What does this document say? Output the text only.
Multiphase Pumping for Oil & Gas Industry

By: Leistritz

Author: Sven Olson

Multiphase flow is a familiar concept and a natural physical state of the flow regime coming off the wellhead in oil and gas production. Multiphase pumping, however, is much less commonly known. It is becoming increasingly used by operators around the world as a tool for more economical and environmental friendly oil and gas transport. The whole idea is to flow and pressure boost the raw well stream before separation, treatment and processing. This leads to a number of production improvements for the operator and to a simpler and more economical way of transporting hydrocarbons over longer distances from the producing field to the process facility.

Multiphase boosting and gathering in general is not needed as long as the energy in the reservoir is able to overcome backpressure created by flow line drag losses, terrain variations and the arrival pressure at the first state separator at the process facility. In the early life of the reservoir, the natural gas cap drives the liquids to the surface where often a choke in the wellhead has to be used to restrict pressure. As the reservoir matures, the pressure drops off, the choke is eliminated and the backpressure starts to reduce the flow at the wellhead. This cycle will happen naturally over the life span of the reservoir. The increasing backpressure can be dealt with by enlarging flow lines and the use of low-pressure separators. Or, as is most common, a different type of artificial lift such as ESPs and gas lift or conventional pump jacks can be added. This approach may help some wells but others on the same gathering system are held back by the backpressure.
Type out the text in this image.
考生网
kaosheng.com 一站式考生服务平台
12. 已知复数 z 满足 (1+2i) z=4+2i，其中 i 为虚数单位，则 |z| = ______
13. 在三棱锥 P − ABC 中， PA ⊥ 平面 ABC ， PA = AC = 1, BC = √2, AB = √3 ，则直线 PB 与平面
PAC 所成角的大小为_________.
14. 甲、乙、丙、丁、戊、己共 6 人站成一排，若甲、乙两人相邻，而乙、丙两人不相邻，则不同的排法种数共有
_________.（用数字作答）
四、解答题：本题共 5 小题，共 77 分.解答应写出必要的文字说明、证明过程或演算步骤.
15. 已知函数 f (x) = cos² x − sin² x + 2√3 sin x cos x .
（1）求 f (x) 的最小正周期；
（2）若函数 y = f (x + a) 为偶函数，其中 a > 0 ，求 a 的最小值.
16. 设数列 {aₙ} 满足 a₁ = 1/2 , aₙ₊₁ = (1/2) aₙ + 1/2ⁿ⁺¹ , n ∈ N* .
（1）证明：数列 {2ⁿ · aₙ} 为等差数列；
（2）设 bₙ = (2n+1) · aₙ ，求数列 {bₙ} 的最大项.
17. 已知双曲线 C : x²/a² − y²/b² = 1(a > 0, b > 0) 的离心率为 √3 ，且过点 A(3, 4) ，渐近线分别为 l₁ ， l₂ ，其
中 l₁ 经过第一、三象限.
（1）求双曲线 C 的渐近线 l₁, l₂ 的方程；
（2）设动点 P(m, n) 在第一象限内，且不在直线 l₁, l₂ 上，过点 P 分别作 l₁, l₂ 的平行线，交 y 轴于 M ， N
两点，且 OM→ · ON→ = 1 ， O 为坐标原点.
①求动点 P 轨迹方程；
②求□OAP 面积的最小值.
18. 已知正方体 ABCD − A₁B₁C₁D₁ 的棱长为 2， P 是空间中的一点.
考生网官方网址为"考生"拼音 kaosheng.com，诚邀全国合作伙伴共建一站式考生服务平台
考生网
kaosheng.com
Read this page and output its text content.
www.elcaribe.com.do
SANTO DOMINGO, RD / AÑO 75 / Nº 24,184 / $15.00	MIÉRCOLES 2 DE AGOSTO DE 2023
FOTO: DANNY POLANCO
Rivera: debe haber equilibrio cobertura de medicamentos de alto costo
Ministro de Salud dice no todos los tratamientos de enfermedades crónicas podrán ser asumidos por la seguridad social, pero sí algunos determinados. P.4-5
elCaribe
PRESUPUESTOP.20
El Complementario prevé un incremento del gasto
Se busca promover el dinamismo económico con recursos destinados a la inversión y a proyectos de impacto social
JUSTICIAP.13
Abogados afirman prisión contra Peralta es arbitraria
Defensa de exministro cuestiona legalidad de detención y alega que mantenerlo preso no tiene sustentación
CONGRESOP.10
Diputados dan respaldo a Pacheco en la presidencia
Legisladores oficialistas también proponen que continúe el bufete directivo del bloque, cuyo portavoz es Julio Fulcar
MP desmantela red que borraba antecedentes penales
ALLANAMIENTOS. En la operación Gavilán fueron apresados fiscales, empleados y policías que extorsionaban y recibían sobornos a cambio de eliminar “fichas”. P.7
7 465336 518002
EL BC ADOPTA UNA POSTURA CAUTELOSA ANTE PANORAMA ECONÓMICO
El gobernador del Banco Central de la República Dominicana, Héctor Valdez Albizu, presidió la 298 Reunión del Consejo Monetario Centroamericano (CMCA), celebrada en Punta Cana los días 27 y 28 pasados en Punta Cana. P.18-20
========================================================================
Select and copy every line of the material that holds the string "natural".

*TASK RESPONSE*.
Multiphase flow is a familiar concept and a natural physical state of the flow regime coming off the wellhead in oil and gas production. Multiphase pumping, however, is much less commonly known. It is becoming increasingly used by operators around the world as a tool for more economical and environmental friendly oil and gas transport. The whole idea is to flow and pressure boost the raw well stream before separation, treatment and processing. This leads to a number of production improvements for the operator and to a simpler and more economical way of transporting hydrocarbons over longer distances from the producing field to the process facility.
Multiphase boosting and gathering in general is not needed as long as the energy in the reservoir is able to overcome backpressure created by flow line drag losses, terrain variations and the arrival pressure at the first state separator at the process facility. In the early life of the reservoir, the natural gas cap drives the liquids to the surface where often a choke in the wellhead has to be used to restrict pressure. As the reservoir matures, the pressure drops off, the choke is eliminated and the backpressure starts to reduce the flow at the wellhead. This cycle will happen naturally over the life span of the reservoir. The increasing backpressure can be dealt with by enlarging flow lines and the use of low-pressure separators. Or, as is most common, a different type of artificial lift such as ESPs and gas lift or conventional pump jacks can be added. This approach may help some wells but others on the same gathering system are held back by the backpressure.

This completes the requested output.